**Task statement**
Retype each record below word for word. Leave the pictures out.

**Data extract**
-- Start --
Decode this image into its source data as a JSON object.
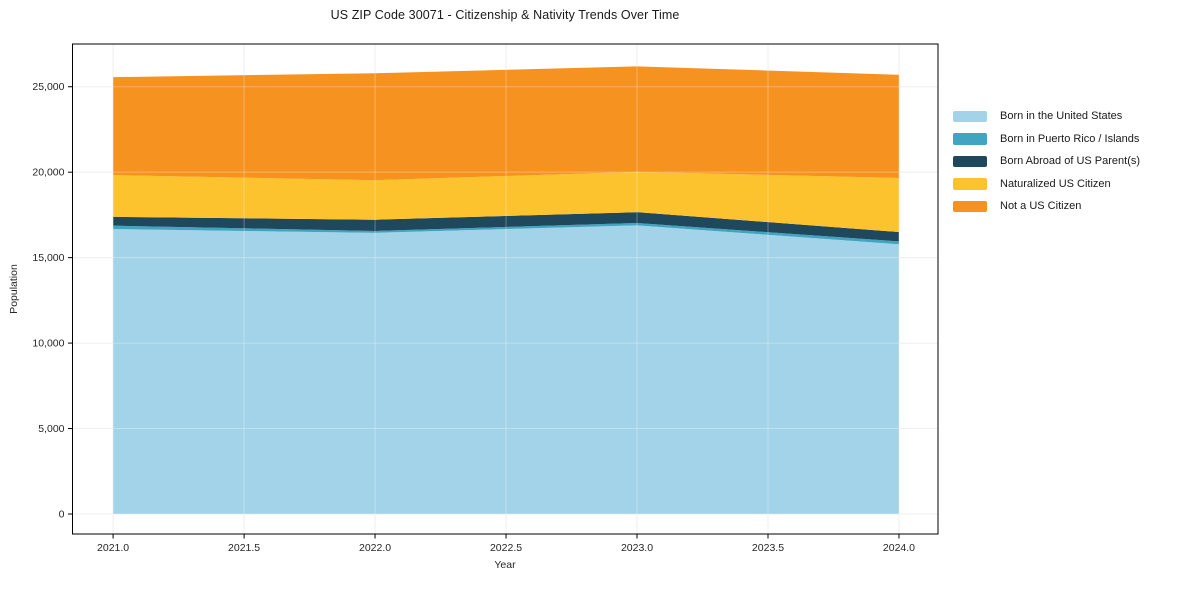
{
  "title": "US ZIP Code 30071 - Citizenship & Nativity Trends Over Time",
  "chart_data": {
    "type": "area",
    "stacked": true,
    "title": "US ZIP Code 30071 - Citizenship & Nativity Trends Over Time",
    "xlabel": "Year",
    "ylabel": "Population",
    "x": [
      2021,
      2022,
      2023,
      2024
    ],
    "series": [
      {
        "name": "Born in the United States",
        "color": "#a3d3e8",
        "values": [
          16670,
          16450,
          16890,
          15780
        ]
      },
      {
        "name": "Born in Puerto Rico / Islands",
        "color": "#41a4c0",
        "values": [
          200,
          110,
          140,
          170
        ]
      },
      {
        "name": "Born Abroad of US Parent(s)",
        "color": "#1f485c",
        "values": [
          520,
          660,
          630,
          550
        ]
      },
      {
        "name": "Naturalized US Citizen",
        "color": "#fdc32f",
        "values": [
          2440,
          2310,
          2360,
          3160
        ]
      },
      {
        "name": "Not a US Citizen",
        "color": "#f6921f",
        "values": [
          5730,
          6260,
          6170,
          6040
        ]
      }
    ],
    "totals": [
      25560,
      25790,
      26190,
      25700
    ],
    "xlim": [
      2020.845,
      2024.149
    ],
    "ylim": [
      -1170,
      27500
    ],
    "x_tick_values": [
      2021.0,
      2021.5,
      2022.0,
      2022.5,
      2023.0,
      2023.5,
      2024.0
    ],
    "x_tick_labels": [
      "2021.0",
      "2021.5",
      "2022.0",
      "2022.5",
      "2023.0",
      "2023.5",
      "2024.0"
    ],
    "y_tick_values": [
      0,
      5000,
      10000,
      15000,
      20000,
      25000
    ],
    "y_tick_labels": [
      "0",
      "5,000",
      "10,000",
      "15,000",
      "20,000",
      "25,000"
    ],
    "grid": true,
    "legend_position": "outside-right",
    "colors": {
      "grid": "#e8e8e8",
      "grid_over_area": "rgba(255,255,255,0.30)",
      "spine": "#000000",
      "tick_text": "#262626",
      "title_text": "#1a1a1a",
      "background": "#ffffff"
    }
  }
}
-- End --
**Answer to the problem**
Decode this image into its source data as a JSON object.
{
  "title": "US ZIP Code 30071 - Citizenship & Nativity Trends Over Time",
  "chart_data": {
    "type": "area",
    "stacked": true,
    "title": "US ZIP Code 30071 - Citizenship & Nativity Trends Over Time",
    "xlabel": "Year",
    "ylabel": "Population",
    "x": [
      2021,
      2022,
      2023,
      2024
    ],
    "series": [
      {
        "name": "Born in the United States",
        "color": "#a3d3e8",
        "values": [
          16670,
          16450,
          16890,
          15780
        ]
      },
      {
        "name": "Born in Puerto Rico / Islands",
        "color": "#41a4c0",
        "values": [
          200,
          110,
          140,
          170
        ]
      },
      {
        "name": "Born Abroad of US Parent(s)",
        "color": "#1f485c",
        "values": [
          520,
          660,
          630,
          550
        ]
      },
      {
        "name": "Naturalized US Citizen",
        "color": "#fdc32f",
        "values": [
          2440,
          2310,
          2360,
          3160
        ]
      },
      {
        "name": "Not a US Citizen",
        "color": "#f6921f",
        "values": [
          5730,
          6260,
          6170,
          6040
        ]
      }
    ],
    "totals": [
      25560,
      25790,
      26190,
      25700
    ],
    "xlim": [
      2020.845,
      2024.149
    ],
    "ylim": [
      -1170,
      27500
    ],
    "x_tick_values": [
      2021.0,
      2021.5,
      2022.0,
      2022.5,
      2023.0,
      2023.5,
      2024.0
    ],
    "x_tick_labels": [
      "2021.0",
      "2021.5",
      "2022.0",
      "2022.5",
      "2023.0",
      "2023.5",
      "2024.0"
    ],
    "y_tick_values": [
      0,
      5000,
      10000,
      15000,
      20000,
      25000
    ],
    "y_tick_labels": [
      "0",
      "5,000",
      "10,000",
      "15,000",
      "20,000",
      "25,000"
    ],
    "grid": true,
    "legend_position": "outside-right",
    "colors": {
      "grid": "#e8e8e8",
      "grid_over_area": "rgba(255,255,255,0.30)",
      "spine": "#000000",
      "tick_text": "#262626",
      "title_text": "#1a1a1a",
      "background": "#ffffff"
    }
  }
}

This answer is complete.